Task goal -> Repeat the listing that follows, character for character, minus the pictures.

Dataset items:

--*--

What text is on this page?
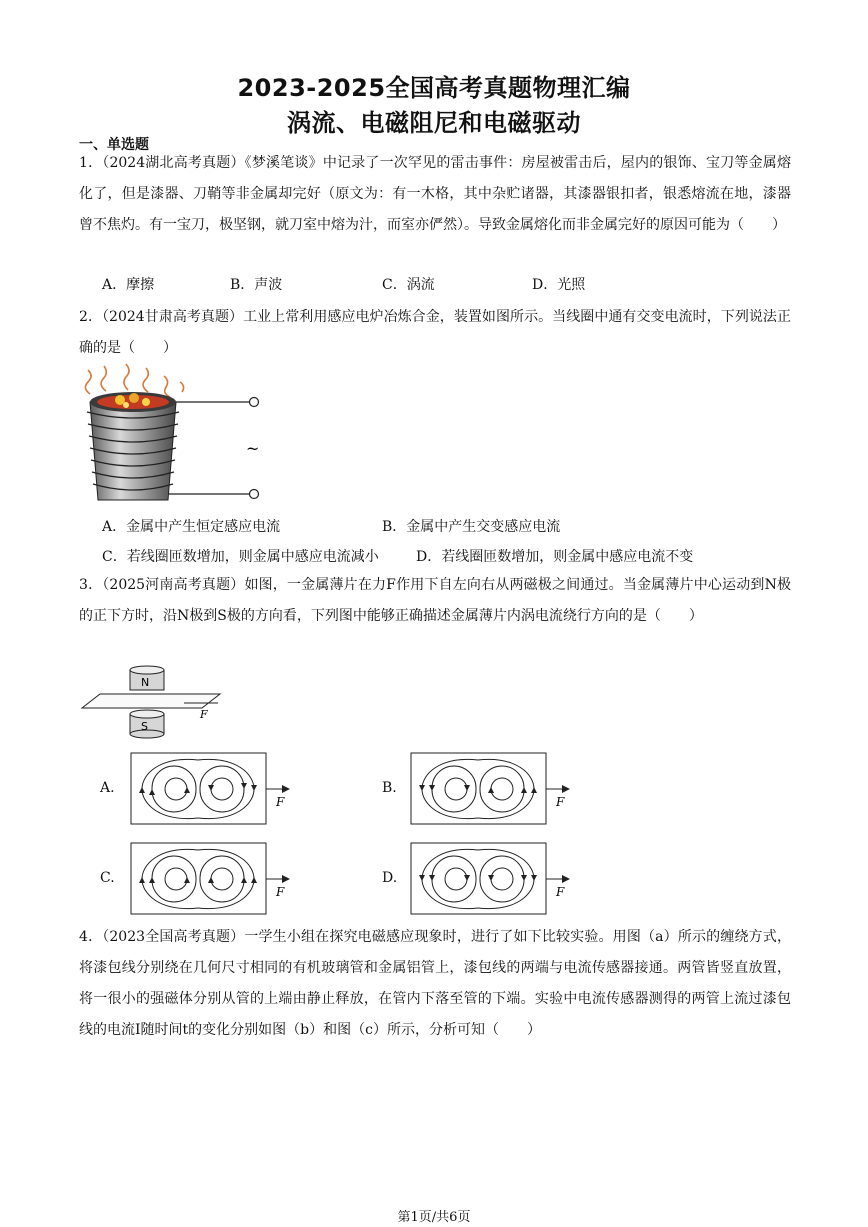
2023-2025全国高考真题物理汇编
涡流、电磁阻尼和电磁驱动
一、单选题
1．（2024湖北高考真题）《梦溪笔谈》中记录了一次罕见的雷击事件：房屋被雷击后，屋内的银饰、宝刀等金属熔化了，但是漆器、刀鞘等非金属却完好（原文为：有一木格，其中杂贮诸器，其漆器银扣者，银悉熔流在地，漆器曾不焦灼。有一宝刀，极坚钢，就刀室中熔为汁，而室亦俨然）。导致金属熔化而非金属完好的原因可能为（　　）
A．摩擦	B．声波	C．涡流	D．光照
2．（2024甘肃高考真题）工业上常利用感应电炉冶炼合金，装置如图所示。当线圈中通有交变电流时，下列说法正确的是（　　）
~
A．金属中产生恒定感应电流	B．金属中产生交变感应电流
C．若线圈匝数增加，则金属中感应电流减小	D．若线圈匝数增加，则金属中感应电流不变
3．（2025河南高考真题）如图，一金属薄片在力F作用下自左向右从两磁极之间通过。当金属薄片中心运动到N极的正下方时，沿N极到S极的方向看，下列图中能够正确描述金属薄片内涡电流绕行方向的是（　　）
N
F
S
A.	B.
C.	D.
F	F
F	F
4．（2023全国高考真题）一学生小组在探究电磁感应现象时，进行了如下比较实验。用图（a）所示的缠绕方式，将漆包线分别绕在几何尺寸相同的有机玻璃管和金属铝管上，漆包线的两端与电流传感器接通。两管皆竖直放置，将一很小的强磁体分别从管的上端由静止释放，在管内下落至管的下端。实验中电流传感器测得的两管上流过漆包线的电流I随时间t的变化分别如图（b）和图（c）所示，分析可知（　　）
第1页/共6页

--*--

Problem solution ->
What text is on this page?
2023-2025全国高考真题物理汇编
涡流、电磁阻尼和电磁驱动
一、单选题
1．（2024湖北高考真题）《梦溪笔谈》中记录了一次罕见的雷击事件：房屋被雷击后，屋内的银饰、宝刀等金属熔化了，但是漆器、刀鞘等非金属却完好（原文为：有一木格，其中杂贮诸器，其漆器银扣者，银悉熔流在地，漆器曾不焦灼。有一宝刀，极坚钢，就刀室中熔为汁，而室亦俨然）。导致金属熔化而非金属完好的原因可能为（　　）
A．摩擦	B．声波	C．涡流	D．光照
2．（2024甘肃高考真题）工业上常利用感应电炉冶炼合金，装置如图所示。当线圈中通有交变电流时，下列说法正确的是（　　）
~
A．金属中产生恒定感应电流	B．金属中产生交变感应电流
C．若线圈匝数增加，则金属中感应电流减小	D．若线圈匝数增加，则金属中感应电流不变
3．（2025河南高考真题）如图，一金属薄片在力F作用下自左向右从两磁极之间通过。当金属薄片中心运动到N极的正下方时，沿N极到S极的方向看，下列图中能够正确描述金属薄片内涡电流绕行方向的是（　　）
N
F
S
A.	B.
C.	D.
F	F
F	F
4．（2023全国高考真题）一学生小组在探究电磁感应现象时，进行了如下比较实验。用图（a）所示的缠绕方式，将漆包线分别绕在几何尺寸相同的有机玻璃管和金属铝管上，漆包线的两端与电流传感器接通。两管皆竖直放置，将一很小的强磁体分别从管的上端由静止释放，在管内下落至管的下端。实验中电流传感器测得的两管上流过漆包线的电流I随时间t的变化分别如图（b）和图（c）所示，分析可知（　　）
第1页/共6页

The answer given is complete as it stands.